<<<<
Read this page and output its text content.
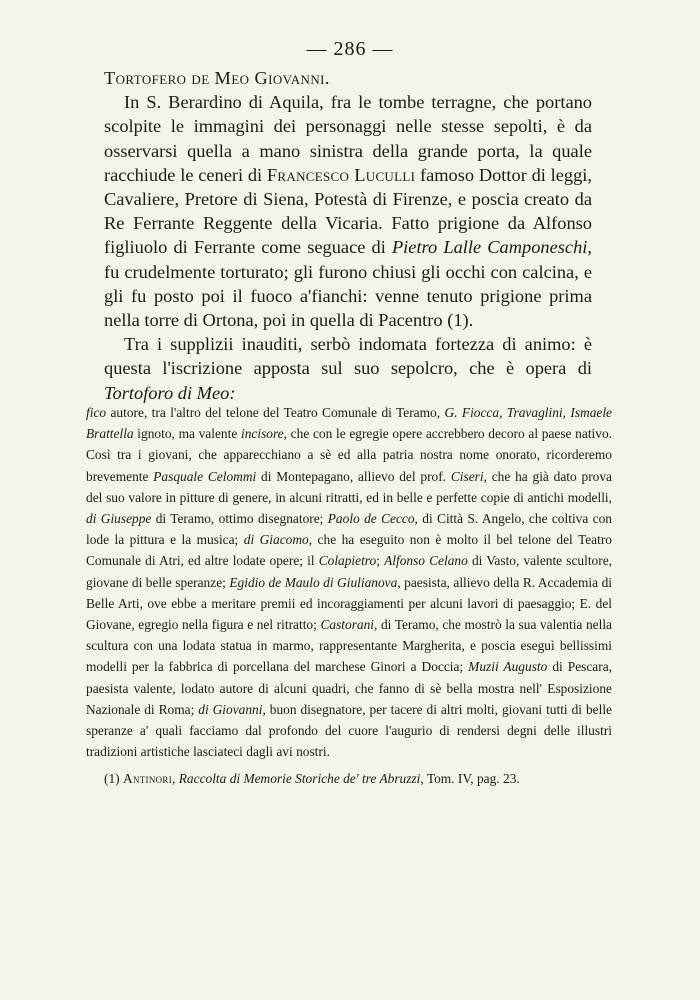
— 286 —

Tortofero de Meo Giovanni.

In S. Berardino di Aquila, fra le tombe terragne, che portano scolpite le immagini dei personaggi nelle stesse sepolti, è da osservarsi quella a mano sinistra della grande porta, la quale racchiude le ceneri di Francesco Luculli famoso Dottor di leggi, Cavaliere, Pretore di Siena, Potestà di Firenze, e poscia creato da Re Ferrante Reggente della Vicaria. Fatto prigione da Alfonso figliuolo di Ferrante come seguace di Pietro Lalle Camponeschi, fu crudelmente torturato; gli furono chiusi gli occhi con calcina, e gli fu posto poi il fuoco a'fianchi: venne tenuto prigione prima nella torre di Ortona, poi in quella di Pacentro (1).

Tra i supplizii inauditi, serbò indomata fortezza di animo: è questa l'iscrizione apposta sul suo sepolcro, che è opera di Tortoforo di Meo:

fico autore, tra l'altro del telone del Teatro Comunale di Teramo, G. Fiocca, Travaglini, Ismaele Brattella ignoto, ma valente incisore, che con le egregie opere accrebbero decoro al paese nativo. Così tra i giovani, che apparecchiano a sè ed alla patria nostra nome onorato, ricorderemo brevemente Pasquale Celommi di Montepagano, allievo del prof. Ciseri, che ha già dato prova del suo valore in pitture di genere, in alcuni ritratti, ed in belle e perfette copie di antichi modelli, di Giuseppe di Teramo, ottimo disegnatore; Paolo de Cecco, di Città S. Angelo, che coltiva con lode la pittura e la musica; di Giacomo, che ha eseguito non è molto il bel telone del Teatro Comunale di Atri, ed altre lodate opere; il Colapietro; Alfonso Celano di Vasto, valente scultore, giovane di belle speranze; Egidio de Maulo di Giulianova, paesista, allievo della R. Accademia di Belle Arti, ove ebbe a meritare premii ed incoraggiamenti per alcuni lavori di paesaggio; E. del Giovane, egregio nella figura e nel ritratto; Castorani, di Teramo, che mostrò la sua valentia nella scultura con una lodata statua in marmo, rappresentante Margherita, e poscia eseguì bellissimi modelli per la fabbrica di porcellana del marchese Ginori a Doccia; Muzii Augusto di Pescara, paesista valente, lodato autore di alcuni quadri, che fanno di sè bella mostra nell' Esposizione Nazionale di Roma; di Giovanni, buon disegnatore, per tacere di altri molti, giovani tutti di belle speranze a' quali facciamo dal profondo del cuore l'augurio di rendersi degni delle illustri tradizioni artistiche lasciateci dagli avi nostri.

(1) Antinori, Raccolta di Memorie Storiche de' tre Abruzzi, Tom. IV, pag. 23.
>>>>
**YOUR INSTRUCTIONS:**
Copy the listing over exactly, skipping the pictures it holds.

**CORRECT RESPONSE:**
Read this page and output its text content.
— 286 —

Tortofero de Meo Giovanni.

In S. Berardino di Aquila, fra le tombe terragne, che portano scolpite le immagini dei personaggi nelle stesse sepolti, è da osservarsi quella a mano sinistra della grande porta, la quale racchiude le ceneri di Francesco Luculli famoso Dottor di leggi, Cavaliere, Pretore di Siena, Potestà di Firenze, e poscia creato da Re Ferrante Reggente della Vicaria. Fatto prigione da Alfonso figliuolo di Ferrante come seguace di Pietro Lalle Camponeschi, fu crudelmente torturato; gli furono chiusi gli occhi con calcina, e gli fu posto poi il fuoco a'fianchi: venne tenuto prigione prima nella torre di Ortona, poi in quella di Pacentro (1).

Tra i supplizii inauditi, serbò indomata fortezza di animo: è questa l'iscrizione apposta sul suo sepolcro, che è opera di Tortoforo di Meo:

fico autore, tra l'altro del telone del Teatro Comunale di Teramo, G. Fiocca, Travaglini, Ismaele Brattella ignoto, ma valente incisore, che con le egregie opere accrebbero decoro al paese nativo. Così tra i giovani, che apparecchiano a sè ed alla patria nostra nome onorato, ricorderemo brevemente Pasquale Celommi di Montepagano, allievo del prof. Ciseri, che ha già dato prova del suo valore in pitture di genere, in alcuni ritratti, ed in belle e perfette copie di antichi modelli, di Giuseppe di Teramo, ottimo disegnatore; Paolo de Cecco, di Città S. Angelo, che coltiva con lode la pittura e la musica; di Giacomo, che ha eseguito non è molto il bel telone del Teatro Comunale di Atri, ed altre lodate opere; il Colapietro; Alfonso Celano di Vasto, valente scultore, giovane di belle speranze; Egidio de Maulo di Giulianova, paesista, allievo della R. Accademia di Belle Arti, ove ebbe a meritare premii ed incoraggiamenti per alcuni lavori di paesaggio; E. del Giovane, egregio nella figura e nel ritratto; Castorani, di Teramo, che mostrò la sua valentia nella scultura con una lodata statua in marmo, rappresentante Margherita, e poscia eseguì bellissimi modelli per la fabbrica di porcellana del marchese Ginori a Doccia; Muzii Augusto di Pescara, paesista valente, lodato autore di alcuni quadri, che fanno di sè bella mostra nell' Esposizione Nazionale di Roma; di Giovanni, buon disegnatore, per tacere di altri molti, giovani tutti di belle speranze a' quali facciamo dal profondo del cuore l'augurio di rendersi degni delle illustri tradizioni artistiche lasciateci dagli avi nostri.

(1) Antinori, Raccolta di Memorie Storiche de' tre Abruzzi, Tom. IV, pag. 23.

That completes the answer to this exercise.